Records from a collection of figures
┄┄┄┄┄┄
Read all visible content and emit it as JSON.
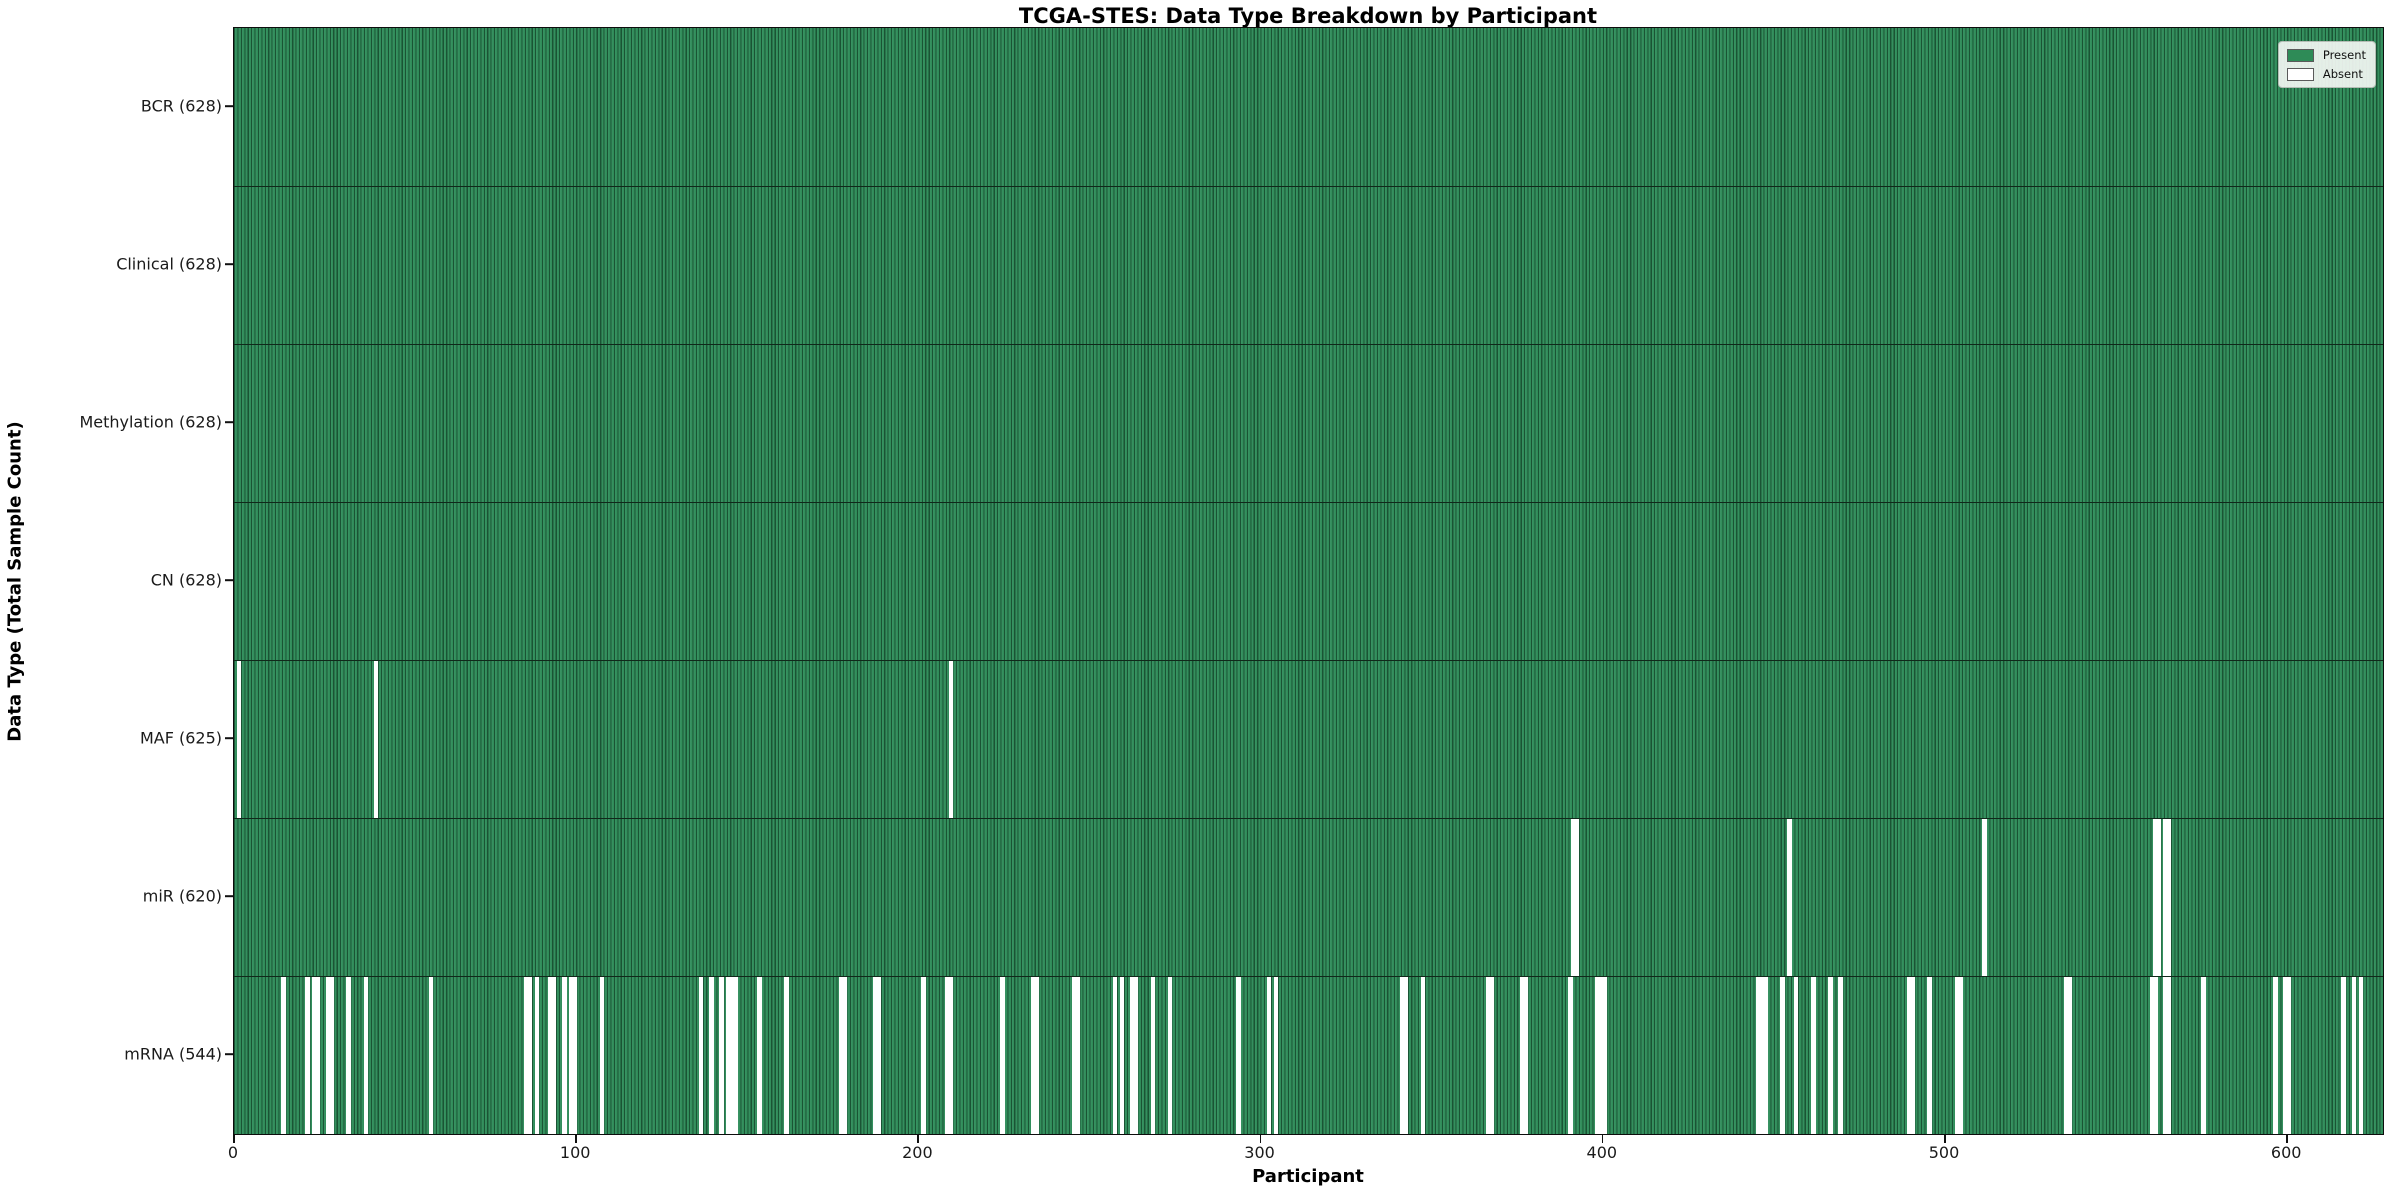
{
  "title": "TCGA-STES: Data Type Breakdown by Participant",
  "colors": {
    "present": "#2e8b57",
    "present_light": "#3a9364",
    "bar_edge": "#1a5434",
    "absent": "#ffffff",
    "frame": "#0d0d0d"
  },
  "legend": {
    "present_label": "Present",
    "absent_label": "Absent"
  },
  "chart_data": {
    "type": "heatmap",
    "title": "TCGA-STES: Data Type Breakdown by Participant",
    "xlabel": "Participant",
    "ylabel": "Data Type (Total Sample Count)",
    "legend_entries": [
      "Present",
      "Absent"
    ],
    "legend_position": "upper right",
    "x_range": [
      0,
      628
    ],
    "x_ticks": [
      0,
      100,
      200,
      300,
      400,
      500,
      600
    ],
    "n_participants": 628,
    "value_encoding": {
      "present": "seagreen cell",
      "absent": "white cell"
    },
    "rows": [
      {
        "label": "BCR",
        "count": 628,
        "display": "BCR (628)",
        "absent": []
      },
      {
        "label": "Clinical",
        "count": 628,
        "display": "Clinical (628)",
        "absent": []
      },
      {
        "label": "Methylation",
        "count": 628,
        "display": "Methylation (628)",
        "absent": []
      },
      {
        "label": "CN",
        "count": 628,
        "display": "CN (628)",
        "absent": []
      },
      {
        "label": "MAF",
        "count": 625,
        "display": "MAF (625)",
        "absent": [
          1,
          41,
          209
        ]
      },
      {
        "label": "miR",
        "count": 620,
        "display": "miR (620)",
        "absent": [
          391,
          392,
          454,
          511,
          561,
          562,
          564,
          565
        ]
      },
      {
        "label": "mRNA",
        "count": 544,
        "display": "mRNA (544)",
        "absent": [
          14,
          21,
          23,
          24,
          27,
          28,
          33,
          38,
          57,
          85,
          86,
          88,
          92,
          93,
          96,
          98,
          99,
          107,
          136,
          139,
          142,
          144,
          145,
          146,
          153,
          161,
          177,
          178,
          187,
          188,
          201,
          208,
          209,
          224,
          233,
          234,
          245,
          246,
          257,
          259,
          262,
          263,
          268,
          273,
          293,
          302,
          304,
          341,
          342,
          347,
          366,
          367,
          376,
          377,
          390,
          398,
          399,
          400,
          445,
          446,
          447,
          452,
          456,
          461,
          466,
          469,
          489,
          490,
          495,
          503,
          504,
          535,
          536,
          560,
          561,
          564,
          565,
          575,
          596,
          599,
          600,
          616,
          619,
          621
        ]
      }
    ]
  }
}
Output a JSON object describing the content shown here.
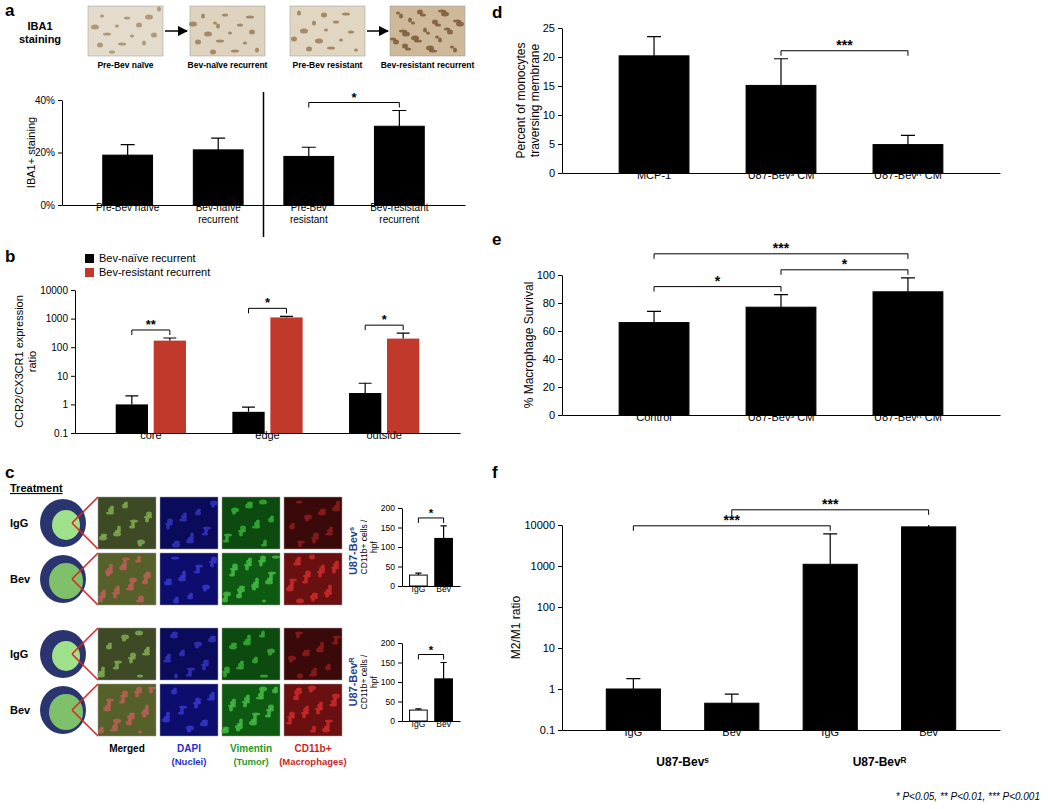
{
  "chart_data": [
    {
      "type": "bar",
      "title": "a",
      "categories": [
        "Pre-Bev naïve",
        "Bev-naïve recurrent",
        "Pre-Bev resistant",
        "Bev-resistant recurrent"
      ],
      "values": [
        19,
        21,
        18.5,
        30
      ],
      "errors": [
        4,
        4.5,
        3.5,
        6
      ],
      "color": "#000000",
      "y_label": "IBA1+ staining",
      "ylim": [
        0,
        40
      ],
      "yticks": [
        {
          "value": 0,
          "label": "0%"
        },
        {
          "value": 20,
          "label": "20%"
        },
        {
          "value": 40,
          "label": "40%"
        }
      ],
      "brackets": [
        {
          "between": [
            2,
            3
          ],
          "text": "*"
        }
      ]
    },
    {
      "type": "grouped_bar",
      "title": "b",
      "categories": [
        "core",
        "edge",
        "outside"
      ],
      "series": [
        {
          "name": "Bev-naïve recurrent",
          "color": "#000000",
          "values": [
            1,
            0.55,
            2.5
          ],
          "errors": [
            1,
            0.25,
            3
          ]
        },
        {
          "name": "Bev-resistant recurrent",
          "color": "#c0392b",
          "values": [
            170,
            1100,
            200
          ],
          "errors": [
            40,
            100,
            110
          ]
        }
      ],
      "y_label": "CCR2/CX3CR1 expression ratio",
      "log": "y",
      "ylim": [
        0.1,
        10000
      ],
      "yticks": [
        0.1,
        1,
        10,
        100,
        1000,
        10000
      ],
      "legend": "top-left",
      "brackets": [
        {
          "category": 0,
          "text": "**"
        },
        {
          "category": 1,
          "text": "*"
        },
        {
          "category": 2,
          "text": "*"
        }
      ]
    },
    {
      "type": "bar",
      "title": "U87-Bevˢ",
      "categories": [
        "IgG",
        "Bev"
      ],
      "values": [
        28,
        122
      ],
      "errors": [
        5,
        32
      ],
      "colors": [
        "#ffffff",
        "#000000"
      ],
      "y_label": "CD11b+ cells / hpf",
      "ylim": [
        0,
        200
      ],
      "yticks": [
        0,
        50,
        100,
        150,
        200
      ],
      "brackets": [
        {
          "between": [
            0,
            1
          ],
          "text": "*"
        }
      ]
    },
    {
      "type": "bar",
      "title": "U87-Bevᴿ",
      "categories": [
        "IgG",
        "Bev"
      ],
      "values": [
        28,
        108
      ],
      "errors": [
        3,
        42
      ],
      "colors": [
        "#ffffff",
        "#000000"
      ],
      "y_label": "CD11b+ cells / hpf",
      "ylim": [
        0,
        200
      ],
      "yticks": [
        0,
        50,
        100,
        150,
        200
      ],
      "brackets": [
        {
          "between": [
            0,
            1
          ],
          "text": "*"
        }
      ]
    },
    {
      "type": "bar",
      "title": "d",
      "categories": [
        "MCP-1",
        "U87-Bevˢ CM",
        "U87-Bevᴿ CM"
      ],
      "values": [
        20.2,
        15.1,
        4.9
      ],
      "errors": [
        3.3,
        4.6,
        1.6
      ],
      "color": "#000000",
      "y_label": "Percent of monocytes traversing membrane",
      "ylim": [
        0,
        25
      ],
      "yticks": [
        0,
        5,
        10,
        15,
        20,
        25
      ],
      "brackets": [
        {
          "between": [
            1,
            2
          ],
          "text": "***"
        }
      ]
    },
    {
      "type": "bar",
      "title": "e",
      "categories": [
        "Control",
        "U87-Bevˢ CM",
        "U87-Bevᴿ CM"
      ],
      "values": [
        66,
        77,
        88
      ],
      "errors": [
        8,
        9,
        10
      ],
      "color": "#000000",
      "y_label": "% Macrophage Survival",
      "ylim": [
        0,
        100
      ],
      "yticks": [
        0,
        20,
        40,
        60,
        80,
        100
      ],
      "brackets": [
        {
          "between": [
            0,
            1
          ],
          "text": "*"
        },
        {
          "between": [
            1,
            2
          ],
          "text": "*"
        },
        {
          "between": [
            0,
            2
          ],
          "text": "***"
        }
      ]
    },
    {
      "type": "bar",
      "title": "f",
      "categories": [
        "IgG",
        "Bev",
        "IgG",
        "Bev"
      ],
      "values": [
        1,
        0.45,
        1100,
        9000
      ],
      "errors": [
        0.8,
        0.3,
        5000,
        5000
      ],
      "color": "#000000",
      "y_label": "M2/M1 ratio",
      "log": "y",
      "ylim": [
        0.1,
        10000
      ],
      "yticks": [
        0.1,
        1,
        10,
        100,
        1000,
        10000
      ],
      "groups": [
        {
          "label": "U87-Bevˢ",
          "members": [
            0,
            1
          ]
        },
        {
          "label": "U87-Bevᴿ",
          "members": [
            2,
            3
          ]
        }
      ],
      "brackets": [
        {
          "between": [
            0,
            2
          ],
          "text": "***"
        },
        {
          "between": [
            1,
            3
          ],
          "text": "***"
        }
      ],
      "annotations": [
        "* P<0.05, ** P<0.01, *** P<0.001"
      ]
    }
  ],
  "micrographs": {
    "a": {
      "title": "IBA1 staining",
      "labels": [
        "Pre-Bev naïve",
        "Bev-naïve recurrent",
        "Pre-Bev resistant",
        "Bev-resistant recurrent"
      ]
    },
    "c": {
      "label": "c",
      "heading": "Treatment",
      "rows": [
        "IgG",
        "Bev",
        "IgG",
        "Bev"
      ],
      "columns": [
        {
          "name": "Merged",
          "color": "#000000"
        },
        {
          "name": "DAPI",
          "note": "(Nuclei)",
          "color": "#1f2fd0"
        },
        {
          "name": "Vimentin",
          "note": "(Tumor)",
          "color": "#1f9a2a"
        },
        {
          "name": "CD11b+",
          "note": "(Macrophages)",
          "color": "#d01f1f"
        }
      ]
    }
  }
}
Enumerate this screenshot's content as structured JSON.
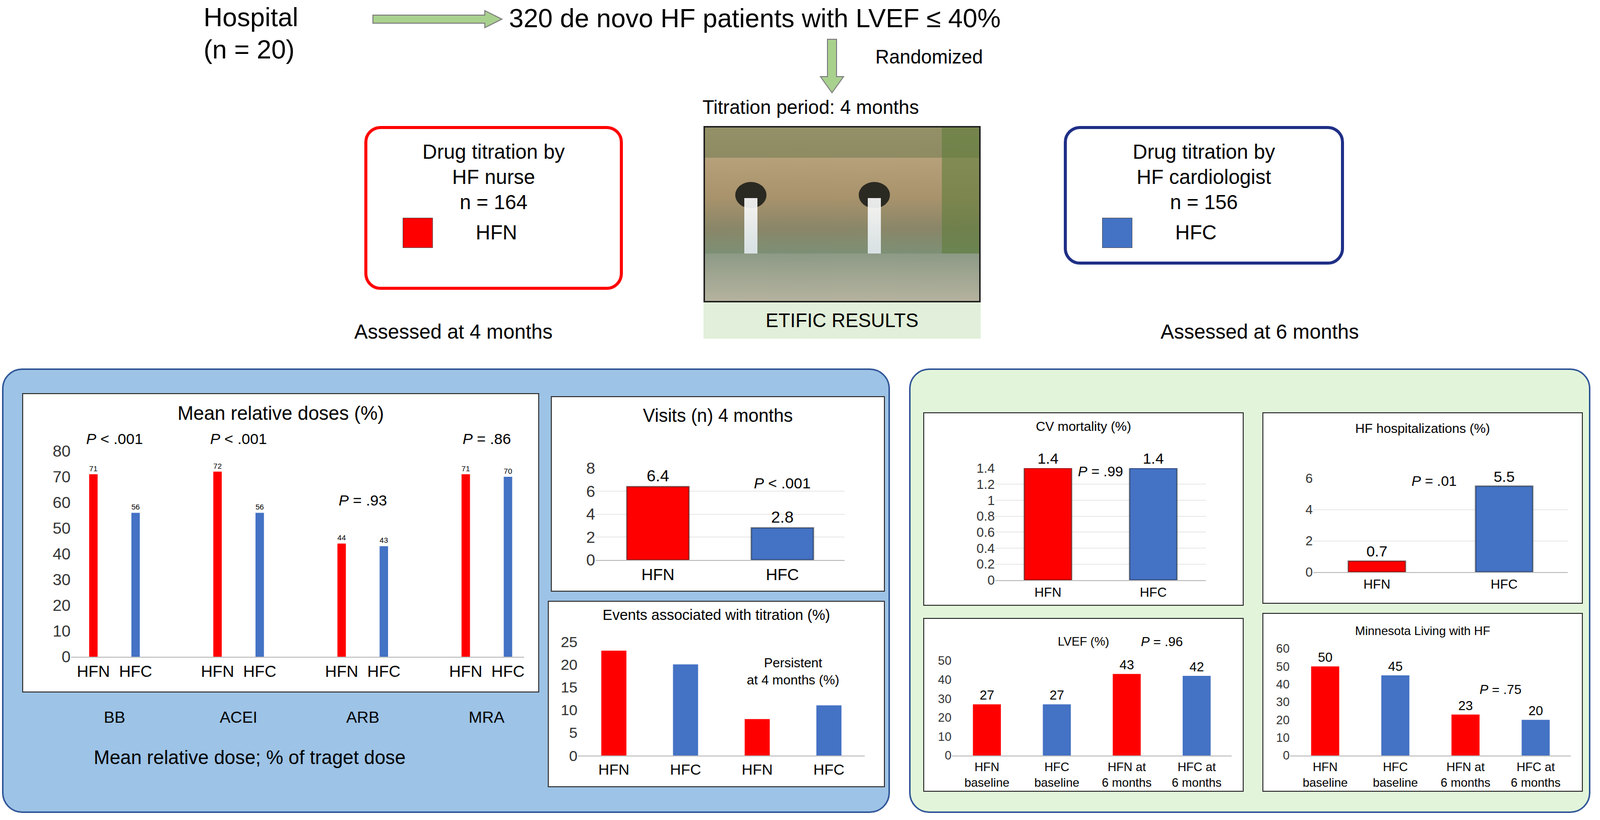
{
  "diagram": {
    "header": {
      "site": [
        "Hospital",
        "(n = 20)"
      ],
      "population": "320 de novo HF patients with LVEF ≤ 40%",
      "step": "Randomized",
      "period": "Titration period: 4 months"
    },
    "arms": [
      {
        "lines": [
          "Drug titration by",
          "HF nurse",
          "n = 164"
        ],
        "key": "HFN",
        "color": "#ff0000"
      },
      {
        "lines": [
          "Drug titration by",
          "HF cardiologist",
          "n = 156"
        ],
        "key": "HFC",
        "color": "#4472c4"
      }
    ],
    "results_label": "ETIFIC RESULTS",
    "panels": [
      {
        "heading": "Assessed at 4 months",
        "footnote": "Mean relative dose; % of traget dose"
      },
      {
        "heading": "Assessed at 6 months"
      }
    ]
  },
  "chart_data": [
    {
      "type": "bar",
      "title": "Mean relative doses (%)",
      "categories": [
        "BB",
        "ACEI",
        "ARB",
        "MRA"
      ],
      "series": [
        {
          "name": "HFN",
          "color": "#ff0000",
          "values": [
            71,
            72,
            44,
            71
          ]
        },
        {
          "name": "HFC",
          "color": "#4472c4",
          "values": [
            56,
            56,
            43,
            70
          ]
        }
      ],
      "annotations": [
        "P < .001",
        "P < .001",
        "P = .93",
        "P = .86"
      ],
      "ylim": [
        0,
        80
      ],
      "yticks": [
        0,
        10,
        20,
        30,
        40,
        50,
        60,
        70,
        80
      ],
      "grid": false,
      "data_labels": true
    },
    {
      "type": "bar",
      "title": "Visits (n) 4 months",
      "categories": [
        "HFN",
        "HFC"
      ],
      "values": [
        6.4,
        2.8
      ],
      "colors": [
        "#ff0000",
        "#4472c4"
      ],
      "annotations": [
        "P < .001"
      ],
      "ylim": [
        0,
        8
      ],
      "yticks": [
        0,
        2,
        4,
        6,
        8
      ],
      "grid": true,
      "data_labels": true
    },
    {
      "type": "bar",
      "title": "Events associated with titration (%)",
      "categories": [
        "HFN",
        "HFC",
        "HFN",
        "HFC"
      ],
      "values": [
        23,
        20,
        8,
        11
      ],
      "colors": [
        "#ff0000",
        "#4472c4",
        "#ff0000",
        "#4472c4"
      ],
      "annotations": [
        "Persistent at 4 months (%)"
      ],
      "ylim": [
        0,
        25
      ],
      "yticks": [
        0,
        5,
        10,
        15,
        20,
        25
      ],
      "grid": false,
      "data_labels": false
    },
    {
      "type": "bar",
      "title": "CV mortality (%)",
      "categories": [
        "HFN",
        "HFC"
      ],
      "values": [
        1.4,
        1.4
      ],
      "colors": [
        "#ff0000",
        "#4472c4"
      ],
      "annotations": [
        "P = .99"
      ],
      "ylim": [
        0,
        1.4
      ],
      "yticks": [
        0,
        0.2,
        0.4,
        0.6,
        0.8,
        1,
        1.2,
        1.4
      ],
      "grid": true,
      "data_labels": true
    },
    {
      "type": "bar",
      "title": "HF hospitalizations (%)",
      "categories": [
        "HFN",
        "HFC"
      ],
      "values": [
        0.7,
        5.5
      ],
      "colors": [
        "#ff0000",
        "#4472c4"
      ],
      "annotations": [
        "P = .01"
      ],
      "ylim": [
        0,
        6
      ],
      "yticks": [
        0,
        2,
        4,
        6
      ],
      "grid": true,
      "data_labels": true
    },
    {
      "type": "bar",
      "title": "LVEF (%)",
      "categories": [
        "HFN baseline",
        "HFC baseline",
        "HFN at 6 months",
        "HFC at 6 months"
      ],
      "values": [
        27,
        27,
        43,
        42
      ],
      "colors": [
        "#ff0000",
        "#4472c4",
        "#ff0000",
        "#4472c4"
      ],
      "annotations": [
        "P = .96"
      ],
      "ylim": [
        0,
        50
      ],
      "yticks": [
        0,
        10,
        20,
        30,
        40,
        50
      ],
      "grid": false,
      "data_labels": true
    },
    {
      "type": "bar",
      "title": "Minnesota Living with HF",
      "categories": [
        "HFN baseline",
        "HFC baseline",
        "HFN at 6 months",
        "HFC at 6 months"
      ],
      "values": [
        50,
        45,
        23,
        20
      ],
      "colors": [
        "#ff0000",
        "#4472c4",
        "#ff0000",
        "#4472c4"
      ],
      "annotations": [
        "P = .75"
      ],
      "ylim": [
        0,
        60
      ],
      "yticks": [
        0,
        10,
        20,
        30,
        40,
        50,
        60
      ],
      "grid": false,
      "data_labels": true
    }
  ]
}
┄┄┄┄┄┄
▸ Task item:
The lines holding the word "relative" are the answer. Pull them out of the records and copy them.

▸ Output of the exercise:
        "footnote": "Mean relative dose; % of traget dose"
      "title": "Mean relative doses (%)",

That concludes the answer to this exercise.